GIVEN REQUEST 1:
In the records, rewrite the lines from the line with "y-tick-label-5: 0 xyxy=(55,72,63,87)" to the line with "y-axis-title: τ1[N] xyxy=(17,166,39,221)", replacing "series-layer" with "plot-layer" and leaving everything else unchanged. Return only those lines.

Vietnam. Today, Vietnam is the only country in the region that seeks to impose serious limits on China’s maritime ambitions but does not have a defense agreement with the US, making it an attractive target. Though it is scarcely more than 1/30th of China’s size, Vietnam has a martial culture, as the US learned in the Vietnam War. Vietnam repelled a Chinese invasion of the country’s northern borderlands in 1979, leaving as many as 20,000 Chinese soldiers dead. But this has long since been censored out of China’s national consciousness. Chinese state media have spoken recently of the need to give Vietnam “a lesson it deserves,” or to make it pay “an unaffordable price.”
Although the two countries are nominal ideological allies, their relationship through the centuries has involved many waves of invasion and subjugation, deeply coloring the attitudes of each toward the other. “Invasion is in their blood and resistance is in our blood” sums up the countries two millennia of bitterly shared history. There is no illusion of prevailing in a symmetrical clash with China, but unconventional means to overcome bigger and more heavily armed adversaries, gives Vietnam an arrogance. Hanoi recently took delivery of two silent Russian-built, Kilo-class submarines – four more are on the way. Such an expensive purchase for a country with a per capita GDP of only about $1,900 underlies the country’s need to be able to sink Chinese ships in order to raise the cost of Chinese aggression to unacceptable levels.
Vietnam has to weigh its response to Chinese provocation with great care, given the two counties’ increasing economic integration. In 2012, in a tense moment with Manila, China suspended imports of bananas causing huge quantities to rot on the docks. As soon as tensions rose once the oil rig had been towed into Vietnamese waters, trade between the two countries declined sharply. To the Vietnamese, the oil-rig incident did not reach a threshold that warranted war. A Chinese bid to seize islands (as it did in 1974 and 1988) probably would. Protest in Vietnam warned the government if it failed to strike back after any new Chinese island grab.

GIVEN REQUEST 2:
List every year mentioned in the passage on Vietnam and China.

EXCERPTED RECORDS:
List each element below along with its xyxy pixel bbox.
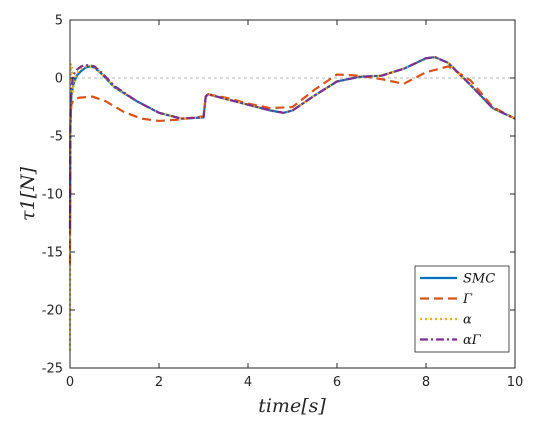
y-tick-label-5: 0 xyxy=(55,72,63,87)
legend-label-3: α xyxy=(463,313,472,328)
legend-label-1: SMC xyxy=(463,272,495,287)
series-layer xyxy=(68,56,516,351)
legend-label-4: αΓ xyxy=(463,333,482,348)
legend-label-2: Γ xyxy=(462,292,473,307)
x-tick-label-1: 2 xyxy=(155,375,163,390)
y-tick-label-1: -20 xyxy=(42,304,63,319)
x-axis-title: time[s] xyxy=(258,395,326,417)
y-axis-title: τ1[N] xyxy=(17,166,39,221)
legend: SMC Γα αΓ xyxy=(414,265,510,353)
x-tick-label-4: 8 xyxy=(422,375,430,390)
x-tick-label-5: 10 xyxy=(507,375,524,390)
series-line-4 xyxy=(68,56,516,229)
y-tick-label-2: -15 xyxy=(42,246,63,261)
ticks-layer: 0 2 4 6 8 10 -25 -20 -15 -10 -5 0 5 xyxy=(42,14,524,391)
x-tick-label-0: 0 xyxy=(66,375,74,390)
series-line-2 xyxy=(68,65,516,264)
legend-box xyxy=(414,265,510,353)
y-tick-label-4: -5 xyxy=(50,130,63,145)
x-tick-label-2: 4 xyxy=(244,375,252,390)
y-tick-label-6: 5 xyxy=(55,14,63,29)
x-tick-label-3: 6 xyxy=(333,375,341,390)
y-tick-label-0: -25 xyxy=(42,362,63,377)
y-tick-label-3: -10 xyxy=(42,188,63,203)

WRITTEN SOLUTION 1:
y-tick-label-5: 0 xyxy=(55,72,63,87)
legend-label-3: α xyxy=(463,313,472,328)
legend-label-1: SMC xyxy=(463,272,495,287)
plot-layer xyxy=(68,56,516,351)
legend-label-4: αΓ xyxy=(463,333,482,348)
legend-label-2: Γ xyxy=(462,292,473,307)
x-tick-label-1: 2 xyxy=(155,375,163,390)
y-tick-label-1: -20 xyxy=(42,304,63,319)
x-axis-title: time[s] xyxy=(258,395,326,417)
y-axis-title: τ1[N] xyxy=(17,166,39,221)

WRITTEN SOLUTION 2:
1979, 2012, 1974, 1988